Look through the records below, and copy out every line that holds the string "ylabel".

════

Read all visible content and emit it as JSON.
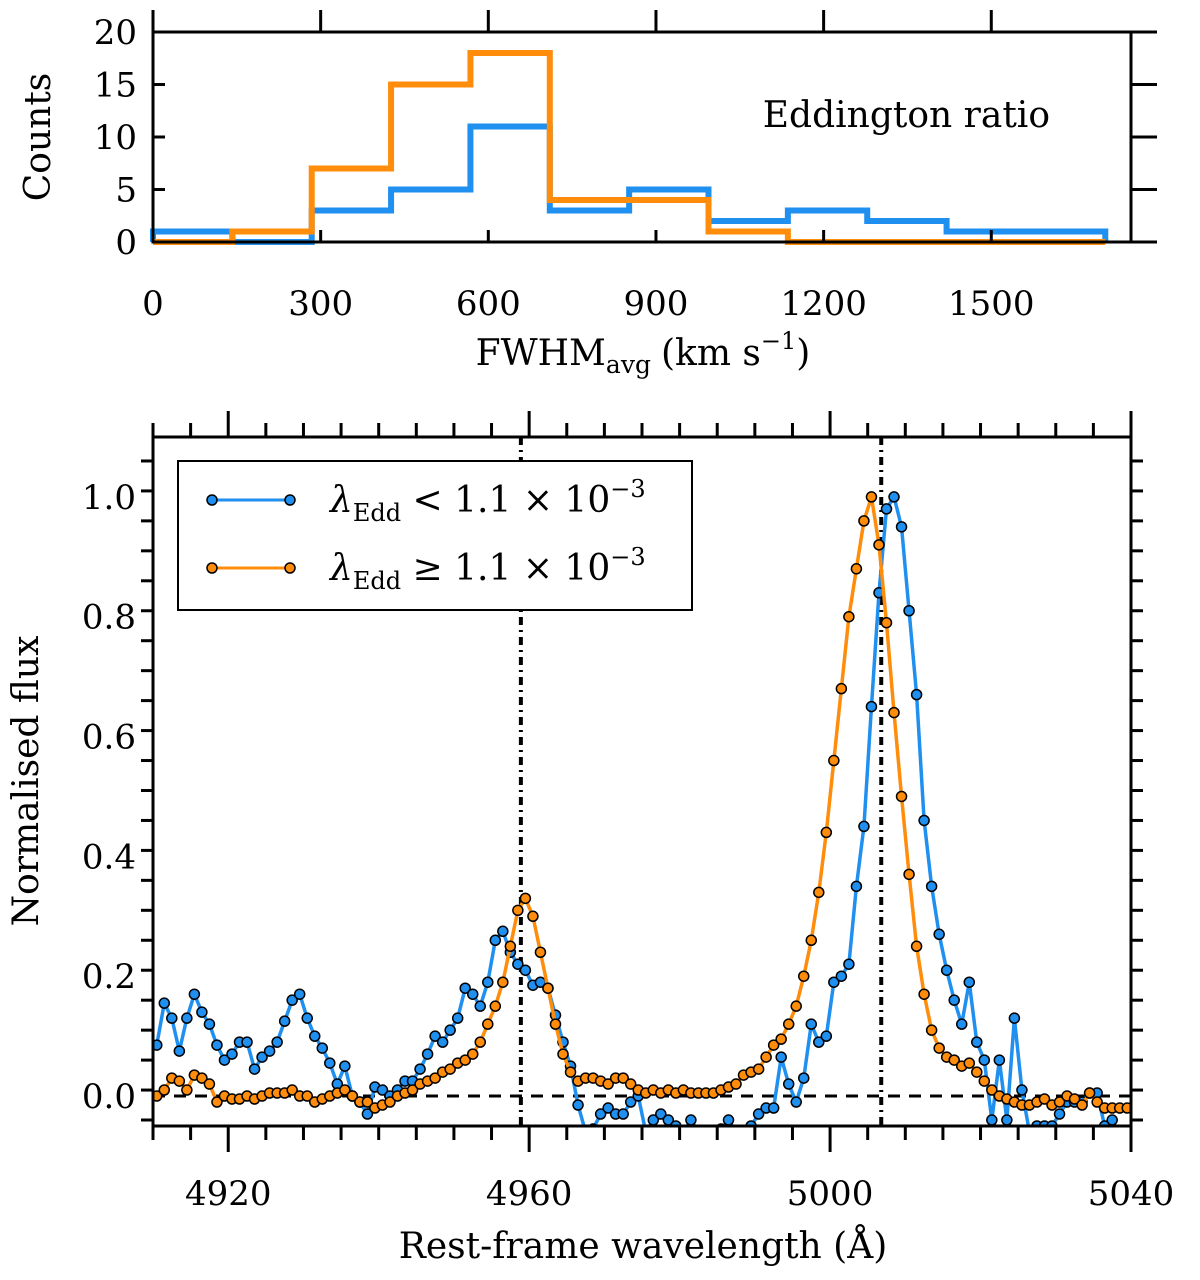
{
  "colors": {
    "low_edd": "#1f8ff0",
    "high_edd": "#ff8c0a",
    "axis": "#000000"
  },
  "chart_data": [
    {
      "type": "histogram",
      "annotation": "Eddington ratio",
      "xlabel": "FWHM",
      "xlabel_subscript": "avg",
      "xlabel_unit": "(km s",
      "xlabel_unit_sup": "−1",
      "xlabel_unit_close": ")",
      "ylabel": "Counts",
      "xlim": [
        0,
        1750
      ],
      "ylim": [
        0,
        20
      ],
      "xticks": [
        0,
        300,
        600,
        900,
        1200,
        1500
      ],
      "yticks": [
        0,
        5,
        10,
        15,
        20
      ],
      "bin_edges": [
        0,
        142,
        284,
        426,
        568,
        710,
        852,
        994,
        1136,
        1278,
        1420,
        1562,
        1704
      ],
      "series": [
        {
          "name": "λEdd < 1.1 × 10^-3",
          "color": "#1f8ff0",
          "counts": [
            1,
            0,
            3,
            5,
            11,
            3,
            5,
            2,
            3,
            2,
            1,
            1
          ]
        },
        {
          "name": "λEdd ≥ 1.1 × 10^-3",
          "color": "#ff8c0a",
          "counts": [
            0,
            1,
            7,
            15,
            18,
            4,
            4,
            1,
            0,
            0,
            0,
            0
          ]
        }
      ]
    },
    {
      "type": "line",
      "xlabel": "Rest-frame wavelength (Å)",
      "ylabel": "Normalised flux",
      "xlim": [
        4910,
        5040
      ],
      "ylim": [
        -0.05,
        1.1
      ],
      "xticks": [
        4920,
        4960,
        5000,
        5040
      ],
      "yticks": [
        0.0,
        0.2,
        0.4,
        0.6,
        0.8,
        1.0
      ],
      "xtick_labels": [
        "4920",
        "4960",
        "5000",
        "5040"
      ],
      "ytick_labels": [
        "0.0",
        "0.2",
        "0.4",
        "0.6",
        "0.8",
        "1.0"
      ],
      "vlines": [
        4958.9,
        5006.8
      ],
      "hline": 0.0,
      "legend": {
        "placement": "top-left",
        "entries": [
          {
            "symbol": "λ",
            "sub": "Edd",
            "rel": " < 1.1 × 10",
            "sup": "−3",
            "color": "#1f8ff0"
          },
          {
            "symbol": "λ",
            "sub": "Edd",
            "rel": " ≥ 1.1 × 10",
            "sup": "−3",
            "color": "#ff8c0a"
          }
        ]
      },
      "series": [
        {
          "name": "λEdd < 1.1 × 10^-3",
          "color": "#1f8ff0",
          "x": [
            4910.5,
            4911.5,
            4912.5,
            4913.5,
            4914.5,
            4915.5,
            4916.5,
            4917.5,
            4918.5,
            4919.5,
            4920.5,
            4921.5,
            4922.5,
            4923.5,
            4924.5,
            4925.5,
            4926.5,
            4927.5,
            4928.5,
            4929.5,
            4930.5,
            4931.5,
            4932.5,
            4933.5,
            4934.5,
            4935.5,
            4936.5,
            4937.5,
            4938.5,
            4939.5,
            4940.5,
            4941.5,
            4942.5,
            4943.5,
            4944.5,
            4945.5,
            4946.5,
            4947.5,
            4948.5,
            4949.5,
            4950.5,
            4951.5,
            4952.5,
            4953.5,
            4954.5,
            4955.5,
            4956.5,
            4957.5,
            4958.5,
            4959.5,
            4960.5,
            4961.5,
            4962.5,
            4963.5,
            4964.5,
            4965.5,
            4966.5,
            4967.5,
            4968.5,
            4969.5,
            4970.5,
            4971.5,
            4972.5,
            4973.5,
            4974.5,
            4975.5,
            4976.5,
            4977.5,
            4978.5,
            4979.5,
            4980.5,
            4981.5,
            4982.5,
            4983.5,
            4984.5,
            4985.5,
            4986.5,
            4987.5,
            4988.5,
            4989.5,
            4990.5,
            4991.5,
            4992.5,
            4993.5,
            4994.5,
            4995.5,
            4996.5,
            4997.5,
            4998.5,
            4999.5,
            5000.5,
            5001.5,
            5002.5,
            5003.5,
            5004.5,
            5005.5,
            5006.5,
            5007.5,
            5008.5,
            5009.5,
            5010.5,
            5011.5,
            5012.5,
            5013.5,
            5014.5,
            5015.5,
            5016.5,
            5017.5,
            5018.5,
            5019.5,
            5020.5,
            5021.5,
            5022.5,
            5023.5,
            5024.5,
            5025.5,
            5026.5,
            5027.5,
            5028.5,
            5029.5,
            5030.5,
            5031.5,
            5032.5,
            5033.5,
            5034.5,
            5035.5,
            5036.5,
            5037.5,
            5038.5,
            5039.5
          ],
          "y": [
            0.085,
            0.155,
            0.13,
            0.075,
            0.13,
            0.17,
            0.14,
            0.12,
            0.085,
            0.06,
            0.07,
            0.09,
            0.09,
            0.045,
            0.065,
            0.075,
            0.09,
            0.125,
            0.16,
            0.17,
            0.13,
            0.1,
            0.08,
            0.055,
            0.02,
            0.05,
            0.0,
            -0.01,
            -0.03,
            0.015,
            0.01,
            0.0,
            0.01,
            0.025,
            0.025,
            0.045,
            0.07,
            0.1,
            0.09,
            0.11,
            0.13,
            0.18,
            0.17,
            0.15,
            0.19,
            0.26,
            0.275,
            0.24,
            0.22,
            0.21,
            0.185,
            0.19,
            0.18,
            0.135,
            0.09,
            0.05,
            -0.015,
            -0.06,
            -0.055,
            -0.03,
            -0.02,
            -0.03,
            -0.03,
            -0.01,
            0.0,
            -0.06,
            -0.04,
            -0.03,
            -0.04,
            -0.05,
            -0.06,
            -0.04,
            -0.06,
            -0.06,
            -0.06,
            -0.055,
            -0.04,
            -0.06,
            -0.07,
            -0.05,
            -0.03,
            -0.02,
            -0.02,
            0.065,
            0.02,
            -0.01,
            0.03,
            0.12,
            0.09,
            0.1,
            0.19,
            0.2,
            0.22,
            0.35,
            0.45,
            0.65,
            0.84,
            0.98,
            1.0,
            0.95,
            0.81,
            0.67,
            0.46,
            0.35,
            0.27,
            0.21,
            0.16,
            0.12,
            0.19,
            0.09,
            0.06,
            -0.04,
            0.06,
            -0.04,
            0.13,
            0.01,
            -0.06,
            -0.05,
            -0.05,
            -0.05,
            -0.03,
            -0.01,
            -0.01,
            -0.01,
            0.005,
            0.005,
            -0.05,
            -0.04,
            -0.08,
            -0.06
          ]
        },
        {
          "name": "λEdd ≥ 1.1 × 10^-3",
          "color": "#ff8c0a",
          "x": [
            4910.5,
            4911.5,
            4912.5,
            4913.5,
            4914.5,
            4915.5,
            4916.5,
            4917.5,
            4918.5,
            4919.5,
            4920.5,
            4921.5,
            4922.5,
            4923.5,
            4924.5,
            4925.5,
            4926.5,
            4927.5,
            4928.5,
            4929.5,
            4930.5,
            4931.5,
            4932.5,
            4933.5,
            4934.5,
            4935.5,
            4936.5,
            4937.5,
            4938.5,
            4939.5,
            4940.5,
            4941.5,
            4942.5,
            4943.5,
            4944.5,
            4945.5,
            4946.5,
            4947.5,
            4948.5,
            4949.5,
            4950.5,
            4951.5,
            4952.5,
            4953.5,
            4954.5,
            4955.5,
            4956.5,
            4957.5,
            4958.5,
            4959.5,
            4960.5,
            4961.5,
            4962.5,
            4963.5,
            4964.5,
            4965.5,
            4966.5,
            4967.5,
            4968.5,
            4969.5,
            4970.5,
            4971.5,
            4972.5,
            4973.5,
            4974.5,
            4975.5,
            4976.5,
            4977.5,
            4978.5,
            4979.5,
            4980.5,
            4981.5,
            4982.5,
            4983.5,
            4984.5,
            4985.5,
            4986.5,
            4987.5,
            4988.5,
            4989.5,
            4990.5,
            4991.5,
            4992.5,
            4993.5,
            4994.5,
            4995.5,
            4996.5,
            4997.5,
            4998.5,
            4999.5,
            5000.5,
            5001.5,
            5002.5,
            5003.5,
            5004.5,
            5005.5,
            5006.5,
            5007.5,
            5008.5,
            5009.5,
            5010.5,
            5011.5,
            5012.5,
            5013.5,
            5014.5,
            5015.5,
            5016.5,
            5017.5,
            5018.5,
            5019.5,
            5020.5,
            5021.5,
            5022.5,
            5023.5,
            5024.5,
            5025.5,
            5026.5,
            5027.5,
            5028.5,
            5029.5,
            5030.5,
            5031.5,
            5032.5,
            5033.5,
            5034.5,
            5035.5,
            5036.5,
            5037.5,
            5038.5,
            5039.5
          ],
          "y": [
            0.0,
            0.01,
            0.03,
            0.025,
            0.01,
            0.035,
            0.03,
            0.02,
            -0.01,
            0.0,
            -0.005,
            -0.005,
            0.0,
            -0.005,
            0.0,
            0.005,
            0.005,
            0.005,
            0.01,
            0.0,
            0.0,
            -0.01,
            -0.005,
            0.0,
            0.005,
            0.01,
            0.0,
            -0.01,
            -0.01,
            -0.02,
            -0.015,
            -0.01,
            0.0,
            0.005,
            0.01,
            0.02,
            0.025,
            0.03,
            0.04,
            0.045,
            0.055,
            0.06,
            0.07,
            0.09,
            0.12,
            0.15,
            0.19,
            0.25,
            0.31,
            0.33,
            0.3,
            0.24,
            0.18,
            0.12,
            0.07,
            0.04,
            0.025,
            0.03,
            0.03,
            0.025,
            0.02,
            0.03,
            0.03,
            0.02,
            0.01,
            0.005,
            0.01,
            0.005,
            0.01,
            0.005,
            0.01,
            0.005,
            0.005,
            0.005,
            0.005,
            0.01,
            0.015,
            0.02,
            0.035,
            0.04,
            0.045,
            0.065,
            0.085,
            0.095,
            0.12,
            0.15,
            0.2,
            0.26,
            0.34,
            0.44,
            0.56,
            0.68,
            0.8,
            0.88,
            0.96,
            1.0,
            0.92,
            0.79,
            0.64,
            0.5,
            0.37,
            0.25,
            0.17,
            0.11,
            0.08,
            0.065,
            0.06,
            0.05,
            0.055,
            0.04,
            0.025,
            0.01,
            0.0,
            -0.005,
            -0.01,
            -0.015,
            -0.015,
            -0.01,
            -0.005,
            -0.015,
            -0.01,
            0.0,
            -0.005,
            -0.015,
            0.005,
            -0.01,
            -0.02,
            -0.02,
            -0.02,
            -0.02
          ]
        }
      ]
    }
  ]
}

════

▶ **Answer to the task**
      "ylabel": "Counts",
      "ylabel": "Normalised flux",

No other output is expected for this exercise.